Data for processing start

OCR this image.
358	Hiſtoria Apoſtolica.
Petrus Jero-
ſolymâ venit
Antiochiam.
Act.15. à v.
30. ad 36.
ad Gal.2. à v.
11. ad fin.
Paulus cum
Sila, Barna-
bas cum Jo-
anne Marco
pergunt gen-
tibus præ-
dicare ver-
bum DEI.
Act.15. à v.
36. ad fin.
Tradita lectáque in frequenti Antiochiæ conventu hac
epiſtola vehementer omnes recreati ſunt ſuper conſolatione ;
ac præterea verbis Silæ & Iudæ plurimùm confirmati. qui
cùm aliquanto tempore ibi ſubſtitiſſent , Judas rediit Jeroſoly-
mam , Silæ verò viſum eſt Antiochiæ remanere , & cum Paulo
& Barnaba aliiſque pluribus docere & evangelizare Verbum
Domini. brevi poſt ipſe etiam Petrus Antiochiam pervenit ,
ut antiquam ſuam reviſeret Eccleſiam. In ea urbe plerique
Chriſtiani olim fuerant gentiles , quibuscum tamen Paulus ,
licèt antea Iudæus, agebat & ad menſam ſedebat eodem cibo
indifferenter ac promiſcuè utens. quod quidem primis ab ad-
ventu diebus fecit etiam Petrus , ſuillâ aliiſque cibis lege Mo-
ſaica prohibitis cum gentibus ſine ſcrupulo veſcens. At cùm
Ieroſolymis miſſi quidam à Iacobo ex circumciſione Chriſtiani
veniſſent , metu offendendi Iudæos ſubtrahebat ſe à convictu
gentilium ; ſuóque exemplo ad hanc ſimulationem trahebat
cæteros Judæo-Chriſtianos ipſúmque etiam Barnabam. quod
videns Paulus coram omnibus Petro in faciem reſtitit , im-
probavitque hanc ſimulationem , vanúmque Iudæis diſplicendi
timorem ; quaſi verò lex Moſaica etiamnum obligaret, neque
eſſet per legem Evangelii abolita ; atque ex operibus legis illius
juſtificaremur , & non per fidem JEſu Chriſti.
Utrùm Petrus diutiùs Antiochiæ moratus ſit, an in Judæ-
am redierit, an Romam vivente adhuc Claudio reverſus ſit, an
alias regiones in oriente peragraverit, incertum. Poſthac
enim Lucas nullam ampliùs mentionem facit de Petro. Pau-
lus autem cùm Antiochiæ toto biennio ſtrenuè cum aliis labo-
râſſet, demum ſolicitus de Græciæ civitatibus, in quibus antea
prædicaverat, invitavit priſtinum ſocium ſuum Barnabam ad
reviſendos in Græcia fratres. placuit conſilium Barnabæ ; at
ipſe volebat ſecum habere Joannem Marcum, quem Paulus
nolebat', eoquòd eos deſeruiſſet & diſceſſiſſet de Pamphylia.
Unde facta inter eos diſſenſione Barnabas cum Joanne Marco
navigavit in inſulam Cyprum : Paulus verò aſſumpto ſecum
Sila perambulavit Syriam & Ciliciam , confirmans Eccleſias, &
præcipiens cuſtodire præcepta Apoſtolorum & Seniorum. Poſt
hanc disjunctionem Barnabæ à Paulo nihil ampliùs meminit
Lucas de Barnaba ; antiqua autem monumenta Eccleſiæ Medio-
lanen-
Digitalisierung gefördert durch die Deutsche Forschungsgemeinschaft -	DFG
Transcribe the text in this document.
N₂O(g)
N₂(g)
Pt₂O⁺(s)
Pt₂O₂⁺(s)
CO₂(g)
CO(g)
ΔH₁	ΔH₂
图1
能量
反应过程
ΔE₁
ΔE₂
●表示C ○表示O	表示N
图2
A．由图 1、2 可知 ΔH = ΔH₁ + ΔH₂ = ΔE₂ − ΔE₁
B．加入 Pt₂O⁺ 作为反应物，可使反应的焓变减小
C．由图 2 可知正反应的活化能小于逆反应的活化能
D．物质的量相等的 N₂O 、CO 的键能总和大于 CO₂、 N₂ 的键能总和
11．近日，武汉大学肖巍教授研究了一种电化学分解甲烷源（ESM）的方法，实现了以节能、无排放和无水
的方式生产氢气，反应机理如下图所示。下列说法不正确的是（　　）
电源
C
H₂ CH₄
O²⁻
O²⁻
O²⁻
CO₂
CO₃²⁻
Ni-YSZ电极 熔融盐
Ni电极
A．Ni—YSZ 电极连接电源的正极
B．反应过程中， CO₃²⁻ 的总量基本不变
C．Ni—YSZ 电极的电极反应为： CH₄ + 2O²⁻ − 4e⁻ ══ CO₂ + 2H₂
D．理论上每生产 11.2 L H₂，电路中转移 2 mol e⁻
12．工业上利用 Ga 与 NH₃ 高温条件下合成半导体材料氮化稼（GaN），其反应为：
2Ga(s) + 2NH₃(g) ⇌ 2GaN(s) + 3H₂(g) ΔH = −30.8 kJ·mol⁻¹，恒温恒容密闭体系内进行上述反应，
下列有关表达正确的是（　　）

Data for processing end

Please reproduce all of the entries exactly as they stand.

Worked solution -
OCR this image.
358	Hiſtoria Apoſtolica.
Petrus Jero-
ſolymâ venit
Antiochiam.
Act.15. à v.
30. ad 36.
ad Gal.2. à v.
11. ad fin.
Paulus cum
Sila, Barna-
bas cum Jo-
anne Marco
pergunt gen-
tibus præ-
dicare ver-
bum DEI.
Act.15. à v.
36. ad fin.
Tradita lectáque in frequenti Antiochiæ conventu hac
epiſtola vehementer omnes recreati ſunt ſuper conſolatione ;
ac præterea verbis Silæ & Iudæ plurimùm confirmati. qui
cùm aliquanto tempore ibi ſubſtitiſſent , Judas rediit Jeroſoly-
mam , Silæ verò viſum eſt Antiochiæ remanere , & cum Paulo
& Barnaba aliiſque pluribus docere & evangelizare Verbum
Domini. brevi poſt ipſe etiam Petrus Antiochiam pervenit ,
ut antiquam ſuam reviſeret Eccleſiam. In ea urbe plerique
Chriſtiani olim fuerant gentiles , quibuscum tamen Paulus ,
licèt antea Iudæus, agebat & ad menſam ſedebat eodem cibo
indifferenter ac promiſcuè utens. quod quidem primis ab ad-
ventu diebus fecit etiam Petrus , ſuillâ aliiſque cibis lege Mo-
ſaica prohibitis cum gentibus ſine ſcrupulo veſcens. At cùm
Ieroſolymis miſſi quidam à Iacobo ex circumciſione Chriſtiani
veniſſent , metu offendendi Iudæos ſubtrahebat ſe à convictu
gentilium ; ſuóque exemplo ad hanc ſimulationem trahebat
cæteros Judæo-Chriſtianos ipſúmque etiam Barnabam. quod
videns Paulus coram omnibus Petro in faciem reſtitit , im-
probavitque hanc ſimulationem , vanúmque Iudæis diſplicendi
timorem ; quaſi verò lex Moſaica etiamnum obligaret, neque
eſſet per legem Evangelii abolita ; atque ex operibus legis illius
juſtificaremur , & non per fidem JEſu Chriſti.
Utrùm Petrus diutiùs Antiochiæ moratus ſit, an in Judæ-
am redierit, an Romam vivente adhuc Claudio reverſus ſit, an
alias regiones in oriente peragraverit, incertum. Poſthac
enim Lucas nullam ampliùs mentionem facit de Petro. Pau-
lus autem cùm Antiochiæ toto biennio ſtrenuè cum aliis labo-
râſſet, demum ſolicitus de Græciæ civitatibus, in quibus antea
prædicaverat, invitavit priſtinum ſocium ſuum Barnabam ad
reviſendos in Græcia fratres. placuit conſilium Barnabæ ; at
ipſe volebat ſecum habere Joannem Marcum, quem Paulus
nolebat', eoquòd eos deſeruiſſet & diſceſſiſſet de Pamphylia.
Unde facta inter eos diſſenſione Barnabas cum Joanne Marco
navigavit in inſulam Cyprum : Paulus verò aſſumpto ſecum
Sila perambulavit Syriam & Ciliciam , confirmans Eccleſias, &
præcipiens cuſtodire præcepta Apoſtolorum & Seniorum. Poſt
hanc disjunctionem Barnabæ à Paulo nihil ampliùs meminit
Lucas de Barnaba ; antiqua autem monumenta Eccleſiæ Medio-
lanen-
Digitalisierung gefördert durch die Deutsche Forschungsgemeinschaft -	DFG
Transcribe the text in this document.
N₂O(g)
N₂(g)
Pt₂O⁺(s)
Pt₂O₂⁺(s)
CO₂(g)
CO(g)
ΔH₁	ΔH₂
图1
能量
反应过程
ΔE₁
ΔE₂
●表示C ○表示O	表示N
图2
A．由图 1、2 可知 ΔH = ΔH₁ + ΔH₂ = ΔE₂ − ΔE₁
B．加入 Pt₂O⁺ 作为反应物，可使反应的焓变减小
C．由图 2 可知正反应的活化能小于逆反应的活化能
D．物质的量相等的 N₂O 、CO 的键能总和大于 CO₂、 N₂ 的键能总和
11．近日，武汉大学肖巍教授研究了一种电化学分解甲烷源（ESM）的方法，实现了以节能、无排放和无水
的方式生产氢气，反应机理如下图所示。下列说法不正确的是（　　）
电源
C
H₂ CH₄
O²⁻
O²⁻
O²⁻
CO₂
CO₃²⁻
Ni-YSZ电极 熔融盐
Ni电极
A．Ni—YSZ 电极连接电源的正极
B．反应过程中， CO₃²⁻ 的总量基本不变
C．Ni—YSZ 电极的电极反应为： CH₄ + 2O²⁻ − 4e⁻ ══ CO₂ + 2H₂
D．理论上每生产 11.2 L H₂，电路中转移 2 mol e⁻
12．工业上利用 Ga 与 NH₃ 高温条件下合成半导体材料氮化稼（GaN），其反应为：
2Ga(s) + 2NH₃(g) ⇌ 2GaN(s) + 3H₂(g) ΔH = −30.8 kJ·mol⁻¹，恒温恒容密闭体系内进行上述反应，
下列有关表达正确的是（　　）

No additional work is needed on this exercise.